-- BEGIN PASSAGE SHOWN --

Chesterton Tribune

 

 

Local teens hit the beaches with gloves and trashbags

Back To Front Page

 

By KATE NEVERS

The Indiana Dunes are known for their jaw-dropping sunsets and postcard-pretty hiking trails. But this summer, as Illinois and Michigan folks shut out of their own beaches stormed ours, the abandoned Taco Bell wrappers, empty beer cans, and flicked cigarette butts became part of the landscape as well.

A lot of people see the trash, only to dismiss it as par for the course and just look elsewhere for a clean patch of sand. Because surely a park ranger will pick it up. The browning apple core will biodegrade soon enough. And the rain--when it rains--will wash away the stick and goo.

Actually, what happened is that a group of determined teenagers assembled every Monday from 8 to 10 a.m. and every Thursday from 7 to 8 p.m. to do the job of hundreds.

Organized by Bella Auricchio, a Chesterton High School senior, the self-led beach cleanup drew dozens of local teens to re-beautify Porter Beach and the Indiana Dunes State Park beach. The idea struck Auricchio as she found herself one day at the beach reflexively picking up other people’s jetsam, and when she suggested to her friends the idea of holding a beach cleanup, they were happy to lend a hand. “A place that is so beautiful and that we’re so fortunate to have is disgusting because people don’t care how they treat it,” Auricchio told the Chesterton Tribune. “It’s very ignorant of people to think their actions won’t have an effect.”

Community effort

Since the first clean-up, on June 22, there were 11 others, averaging approximately 180 gallons of trash per week.

Yet it wasn’t just about taking back the beaches from the litterers. The cleanups promoted a wider community-mindedness. At the first one on June 22, there were almost 90 participants, almost all of them high school students. Later, as summer sports resumed and businesses fully re-opened, anywhere from 10 to 40 people would lend a hand. Equally impressive, the cleanups attracted the attention of local businesses. Biggby Coffee provided free drink tickets multiple times, which Auricchio noted were “very popular among the volunteers,” while IN Coast Apparel offered to fund the supplies (garbage bags and gloves). “It shows that people have the desire,” Auricchio said. “They just need some direction. I saw a need and felt inspired and I’m glad that it’s carried over to other parts of Chesterton.”

There was support too from those who work within the parks. While Auricchio didn’t need to seek permission from either Indiana Dunes National Park or Indiana Dunes State Park, she did receive the blessing of the DNR, which routinely offered extra garbage bags to the volunteers. And when reached by the Tribune, National Park Superintendent Paul Labovitz also expressed his gratitude to the teens. “Like most of what happens here, success isn’t possible without the help from volunteers and park partners,” he said. “This summer especially, we needed all the help we could get to keep the beaches clean. The weekly efforts helped ensure our visitors enjoyed a clean and safe visit to their National Park. During this global health crisis, people are finding relief by being outdoors. The National Park Service was very appreciative of the weekly beach cleanups.”

-- END PASSAGE SHOWN --

TASK DETAILS:
Switch "Taco Bell" to "fast-food" in the beach cleanup article, starting with "Local teens hit" and going on through "stick and goo.".

-- BEGIN DATA RECORDS --

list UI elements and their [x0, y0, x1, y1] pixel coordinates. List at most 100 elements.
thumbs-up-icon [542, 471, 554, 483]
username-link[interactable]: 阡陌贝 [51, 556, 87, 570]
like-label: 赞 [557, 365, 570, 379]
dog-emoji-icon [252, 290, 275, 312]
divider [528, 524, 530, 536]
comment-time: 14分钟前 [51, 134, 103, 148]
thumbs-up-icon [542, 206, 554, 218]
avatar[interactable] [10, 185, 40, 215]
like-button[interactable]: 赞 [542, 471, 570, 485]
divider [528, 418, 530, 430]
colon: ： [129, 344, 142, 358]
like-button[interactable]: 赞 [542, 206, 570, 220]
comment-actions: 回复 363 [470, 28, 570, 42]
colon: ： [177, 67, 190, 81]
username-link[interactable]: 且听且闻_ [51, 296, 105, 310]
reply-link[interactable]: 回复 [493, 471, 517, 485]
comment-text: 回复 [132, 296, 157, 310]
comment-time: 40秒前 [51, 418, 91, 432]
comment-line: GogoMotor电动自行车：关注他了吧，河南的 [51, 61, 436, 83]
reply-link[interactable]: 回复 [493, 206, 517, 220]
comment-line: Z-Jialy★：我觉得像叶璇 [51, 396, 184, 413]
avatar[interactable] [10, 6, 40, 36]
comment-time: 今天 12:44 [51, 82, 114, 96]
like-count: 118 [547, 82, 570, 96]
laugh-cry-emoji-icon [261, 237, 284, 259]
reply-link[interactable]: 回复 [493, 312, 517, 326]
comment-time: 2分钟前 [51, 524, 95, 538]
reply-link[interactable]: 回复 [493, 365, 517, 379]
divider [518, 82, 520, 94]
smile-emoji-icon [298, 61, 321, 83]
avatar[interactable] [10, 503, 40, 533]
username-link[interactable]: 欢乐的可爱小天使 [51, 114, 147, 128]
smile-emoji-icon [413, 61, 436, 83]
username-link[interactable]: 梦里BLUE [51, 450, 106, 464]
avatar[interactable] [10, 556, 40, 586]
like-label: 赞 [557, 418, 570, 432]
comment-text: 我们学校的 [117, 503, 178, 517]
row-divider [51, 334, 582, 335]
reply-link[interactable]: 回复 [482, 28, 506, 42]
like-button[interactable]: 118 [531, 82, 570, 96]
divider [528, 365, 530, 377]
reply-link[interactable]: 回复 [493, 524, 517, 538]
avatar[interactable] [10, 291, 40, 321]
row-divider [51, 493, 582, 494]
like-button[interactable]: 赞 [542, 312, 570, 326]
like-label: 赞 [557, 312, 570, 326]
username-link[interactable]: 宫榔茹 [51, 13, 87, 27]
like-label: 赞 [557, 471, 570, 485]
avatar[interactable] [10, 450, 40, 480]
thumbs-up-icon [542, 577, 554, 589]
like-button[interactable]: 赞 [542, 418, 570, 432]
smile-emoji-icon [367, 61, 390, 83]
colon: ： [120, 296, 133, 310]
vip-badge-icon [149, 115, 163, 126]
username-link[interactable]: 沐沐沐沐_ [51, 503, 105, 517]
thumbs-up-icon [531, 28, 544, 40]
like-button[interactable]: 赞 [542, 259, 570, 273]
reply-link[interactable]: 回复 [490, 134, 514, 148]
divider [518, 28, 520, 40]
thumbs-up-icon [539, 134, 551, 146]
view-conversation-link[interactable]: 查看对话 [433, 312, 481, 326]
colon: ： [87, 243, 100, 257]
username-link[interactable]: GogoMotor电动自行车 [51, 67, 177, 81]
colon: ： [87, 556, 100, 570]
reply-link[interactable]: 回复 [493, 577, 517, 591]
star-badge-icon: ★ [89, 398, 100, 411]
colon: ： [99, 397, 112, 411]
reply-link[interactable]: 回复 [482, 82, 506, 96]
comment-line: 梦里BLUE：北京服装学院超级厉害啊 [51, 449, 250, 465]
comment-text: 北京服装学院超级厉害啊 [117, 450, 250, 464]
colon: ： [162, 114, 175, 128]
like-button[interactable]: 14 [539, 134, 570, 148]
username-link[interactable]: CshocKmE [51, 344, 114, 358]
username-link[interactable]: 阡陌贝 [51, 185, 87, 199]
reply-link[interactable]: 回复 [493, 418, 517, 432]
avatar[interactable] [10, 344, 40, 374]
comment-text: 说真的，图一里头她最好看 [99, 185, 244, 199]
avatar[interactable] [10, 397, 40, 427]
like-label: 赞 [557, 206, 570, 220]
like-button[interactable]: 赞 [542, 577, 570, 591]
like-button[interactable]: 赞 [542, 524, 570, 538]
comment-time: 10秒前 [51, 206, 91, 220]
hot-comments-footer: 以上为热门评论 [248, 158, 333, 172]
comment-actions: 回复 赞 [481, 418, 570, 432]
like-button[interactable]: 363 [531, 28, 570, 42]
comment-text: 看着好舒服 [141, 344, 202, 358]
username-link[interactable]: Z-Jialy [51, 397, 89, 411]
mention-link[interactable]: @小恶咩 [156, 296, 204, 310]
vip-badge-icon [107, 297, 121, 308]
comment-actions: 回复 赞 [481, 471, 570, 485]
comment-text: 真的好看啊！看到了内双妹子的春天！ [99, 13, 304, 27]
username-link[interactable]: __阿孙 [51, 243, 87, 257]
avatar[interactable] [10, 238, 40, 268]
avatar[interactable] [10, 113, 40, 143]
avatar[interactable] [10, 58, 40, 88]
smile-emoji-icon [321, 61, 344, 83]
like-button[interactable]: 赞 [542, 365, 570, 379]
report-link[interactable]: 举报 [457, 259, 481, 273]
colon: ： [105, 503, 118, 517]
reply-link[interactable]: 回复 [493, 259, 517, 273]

-- END DATA RECORDS --

REPLY TO THE EXERCISE:
Local teens hit the beaches with gloves and trashbags

Back To Front Page

 

By KATE NEVERS

The Indiana Dunes are known for their jaw-dropping sunsets and postcard-pretty hiking trails. But this summer, as Illinois and Michigan folks shut out of their own beaches stormed ours, the abandoned fast-food wrappers, empty beer cans, and flicked cigarette butts became part of the landscape as well.

A lot of people see the trash, only to dismiss it as par for the course and just look elsewhere for a clean patch of sand. Because surely a park ranger will pick it up. The browning apple core will biodegrade soon enough. And the rain--when it rains--will wash away the stick and goo.